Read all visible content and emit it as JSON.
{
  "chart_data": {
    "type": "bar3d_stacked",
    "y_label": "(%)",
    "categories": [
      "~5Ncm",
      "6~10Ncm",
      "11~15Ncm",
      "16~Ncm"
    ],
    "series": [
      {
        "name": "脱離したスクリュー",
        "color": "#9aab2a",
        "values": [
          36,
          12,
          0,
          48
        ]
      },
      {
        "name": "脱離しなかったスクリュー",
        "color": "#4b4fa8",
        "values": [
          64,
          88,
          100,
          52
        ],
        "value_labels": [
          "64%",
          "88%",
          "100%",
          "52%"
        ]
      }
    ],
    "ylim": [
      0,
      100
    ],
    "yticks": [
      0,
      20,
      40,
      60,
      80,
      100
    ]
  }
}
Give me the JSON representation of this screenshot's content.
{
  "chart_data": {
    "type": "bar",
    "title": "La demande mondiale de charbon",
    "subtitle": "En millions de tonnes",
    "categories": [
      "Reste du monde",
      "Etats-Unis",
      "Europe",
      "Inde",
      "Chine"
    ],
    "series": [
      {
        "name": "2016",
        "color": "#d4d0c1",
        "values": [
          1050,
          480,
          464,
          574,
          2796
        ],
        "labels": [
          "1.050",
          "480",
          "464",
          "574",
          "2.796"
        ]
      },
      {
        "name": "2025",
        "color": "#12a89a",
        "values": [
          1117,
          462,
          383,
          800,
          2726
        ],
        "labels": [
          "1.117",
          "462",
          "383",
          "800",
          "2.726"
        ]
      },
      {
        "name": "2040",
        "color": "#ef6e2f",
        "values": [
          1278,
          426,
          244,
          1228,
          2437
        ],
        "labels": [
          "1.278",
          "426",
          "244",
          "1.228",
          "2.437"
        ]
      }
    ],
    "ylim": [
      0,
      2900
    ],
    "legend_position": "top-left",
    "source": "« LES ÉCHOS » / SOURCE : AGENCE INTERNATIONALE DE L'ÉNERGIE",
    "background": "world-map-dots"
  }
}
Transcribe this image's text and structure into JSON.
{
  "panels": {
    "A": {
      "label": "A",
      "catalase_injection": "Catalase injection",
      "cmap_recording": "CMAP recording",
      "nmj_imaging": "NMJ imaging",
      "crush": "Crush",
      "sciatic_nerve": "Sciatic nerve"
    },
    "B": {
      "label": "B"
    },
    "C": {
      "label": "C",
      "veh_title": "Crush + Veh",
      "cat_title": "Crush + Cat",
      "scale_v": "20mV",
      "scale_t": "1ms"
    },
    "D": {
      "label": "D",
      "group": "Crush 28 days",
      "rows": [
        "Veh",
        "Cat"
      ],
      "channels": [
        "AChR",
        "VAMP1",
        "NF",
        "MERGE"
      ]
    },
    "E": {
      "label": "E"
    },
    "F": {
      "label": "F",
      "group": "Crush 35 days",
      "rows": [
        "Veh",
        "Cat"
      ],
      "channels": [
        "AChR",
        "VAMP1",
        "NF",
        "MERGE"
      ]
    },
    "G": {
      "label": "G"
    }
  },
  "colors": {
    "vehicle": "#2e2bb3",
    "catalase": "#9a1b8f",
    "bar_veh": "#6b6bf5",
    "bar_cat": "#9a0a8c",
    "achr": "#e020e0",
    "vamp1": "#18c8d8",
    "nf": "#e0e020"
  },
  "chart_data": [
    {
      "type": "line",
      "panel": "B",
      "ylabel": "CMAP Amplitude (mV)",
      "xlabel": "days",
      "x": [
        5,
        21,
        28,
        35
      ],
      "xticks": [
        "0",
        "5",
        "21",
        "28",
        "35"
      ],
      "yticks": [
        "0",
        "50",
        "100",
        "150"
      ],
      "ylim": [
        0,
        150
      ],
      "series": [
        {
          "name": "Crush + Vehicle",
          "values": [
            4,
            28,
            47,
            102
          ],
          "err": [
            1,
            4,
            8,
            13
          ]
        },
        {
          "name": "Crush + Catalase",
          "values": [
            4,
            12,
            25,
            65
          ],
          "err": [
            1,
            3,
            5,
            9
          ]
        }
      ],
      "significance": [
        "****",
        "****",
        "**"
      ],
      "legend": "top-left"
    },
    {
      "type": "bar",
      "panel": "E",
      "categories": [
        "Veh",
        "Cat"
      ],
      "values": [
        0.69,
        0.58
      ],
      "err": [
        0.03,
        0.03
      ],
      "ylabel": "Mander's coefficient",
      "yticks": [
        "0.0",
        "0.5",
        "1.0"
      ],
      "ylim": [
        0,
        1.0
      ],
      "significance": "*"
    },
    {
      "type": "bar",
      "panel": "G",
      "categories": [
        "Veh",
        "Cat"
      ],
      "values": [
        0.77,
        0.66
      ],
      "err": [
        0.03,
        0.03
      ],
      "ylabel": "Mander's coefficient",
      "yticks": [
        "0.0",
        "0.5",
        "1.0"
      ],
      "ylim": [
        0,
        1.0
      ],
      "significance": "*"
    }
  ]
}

(Exercise directions)
Each entry above is to be set down again in exactly the same words.

(Task solution)
Read all visible content and emit it as JSON.
{
  "chart_data": {
    "type": "bar3d_stacked",
    "y_label": "(%)",
    "categories": [
      "~5Ncm",
      "6~10Ncm",
      "11~15Ncm",
      "16~Ncm"
    ],
    "series": [
      {
        "name": "脱離したスクリュー",
        "color": "#9aab2a",
        "values": [
          36,
          12,
          0,
          48
        ]
      },
      {
        "name": "脱離しなかったスクリュー",
        "color": "#4b4fa8",
        "values": [
          64,
          88,
          100,
          52
        ],
        "value_labels": [
          "64%",
          "88%",
          "100%",
          "52%"
        ]
      }
    ],
    "ylim": [
      0,
      100
    ],
    "yticks": [
      0,
      20,
      40,
      60,
      80,
      100
    ]
  }
}
Give me the JSON representation of this screenshot's content.
{
  "chart_data": {
    "type": "bar",
    "title": "La demande mondiale de charbon",
    "subtitle": "En millions de tonnes",
    "categories": [
      "Reste du monde",
      "Etats-Unis",
      "Europe",
      "Inde",
      "Chine"
    ],
    "series": [
      {
        "name": "2016",
        "color": "#d4d0c1",
        "values": [
          1050,
          480,
          464,
          574,
          2796
        ],
        "labels": [
          "1.050",
          "480",
          "464",
          "574",
          "2.796"
        ]
      },
      {
        "name": "2025",
        "color": "#12a89a",
        "values": [
          1117,
          462,
          383,
          800,
          2726
        ],
        "labels": [
          "1.117",
          "462",
          "383",
          "800",
          "2.726"
        ]
      },
      {
        "name": "2040",
        "color": "#ef6e2f",
        "values": [
          1278,
          426,
          244,
          1228,
          2437
        ],
        "labels": [
          "1.278",
          "426",
          "244",
          "1.228",
          "2.437"
        ]
      }
    ],
    "ylim": [
      0,
      2900
    ],
    "legend_position": "top-left",
    "source": "« LES ÉCHOS » / SOURCE : AGENCE INTERNATIONALE DE L'ÉNERGIE",
    "background": "world-map-dots"
  }
}
Transcribe this image's text and structure into JSON.
{
  "panels": {
    "A": {
      "label": "A",
      "catalase_injection": "Catalase injection",
      "cmap_recording": "CMAP recording",
      "nmj_imaging": "NMJ imaging",
      "crush": "Crush",
      "sciatic_nerve": "Sciatic nerve"
    },
    "B": {
      "label": "B"
    },
    "C": {
      "label": "C",
      "veh_title": "Crush + Veh",
      "cat_title": "Crush + Cat",
      "scale_v": "20mV",
      "scale_t": "1ms"
    },
    "D": {
      "label": "D",
      "group": "Crush 28 days",
      "rows": [
        "Veh",
        "Cat"
      ],
      "channels": [
        "AChR",
        "VAMP1",
        "NF",
        "MERGE"
      ]
    },
    "E": {
      "label": "E"
    },
    "F": {
      "label": "F",
      "group": "Crush 35 days",
      "rows": [
        "Veh",
        "Cat"
      ],
      "channels": [
        "AChR",
        "VAMP1",
        "NF",
        "MERGE"
      ]
    },
    "G": {
      "label": "G"
    }
  },
  "colors": {
    "vehicle": "#2e2bb3",
    "catalase": "#9a1b8f",
    "bar_veh": "#6b6bf5",
    "bar_cat": "#9a0a8c",
    "achr": "#e020e0",
    "vamp1": "#18c8d8",
    "nf": "#e0e020"
  },
  "chart_data": [
    {
      "type": "line",
      "panel": "B",
      "ylabel": "CMAP Amplitude (mV)",
      "xlabel": "days",
      "x": [
        5,
        21,
        28,
        35
      ],
      "xticks": [
        "0",
        "5",
        "21",
        "28",
        "35"
      ],
      "yticks": [
        "0",
        "50",
        "100",
        "150"
      ],
      "ylim": [
        0,
        150
      ],
      "series": [
        {
          "name": "Crush + Vehicle",
          "values": [
            4,
            28,
            47,
            102
          ],
          "err": [
            1,
            4,
            8,
            13
          ]
        },
        {
          "name": "Crush + Catalase",
          "values": [
            4,
            12,
            25,
            65
          ],
          "err": [
            1,
            3,
            5,
            9
          ]
        }
      ],
      "significance": [
        "****",
        "****",
        "**"
      ],
      "legend": "top-left"
    },
    {
      "type": "bar",
      "panel": "E",
      "categories": [
        "Veh",
        "Cat"
      ],
      "values": [
        0.69,
        0.58
      ],
      "err": [
        0.03,
        0.03
      ],
      "ylabel": "Mander's coefficient",
      "yticks": [
        "0.0",
        "0.5",
        "1.0"
      ],
      "ylim": [
        0,
        1.0
      ],
      "significance": "*"
    },
    {
      "type": "bar",
      "panel": "G",
      "categories": [
        "Veh",
        "Cat"
      ],
      "values": [
        0.77,
        0.66
      ],
      "err": [
        0.03,
        0.03
      ],
      "ylabel": "Mander's coefficient",
      "yticks": [
        "0.0",
        "0.5",
        "1.0"
      ],
      "ylim": [
        0,
        1.0
      ],
      "significance": "*"
    }
  ]
}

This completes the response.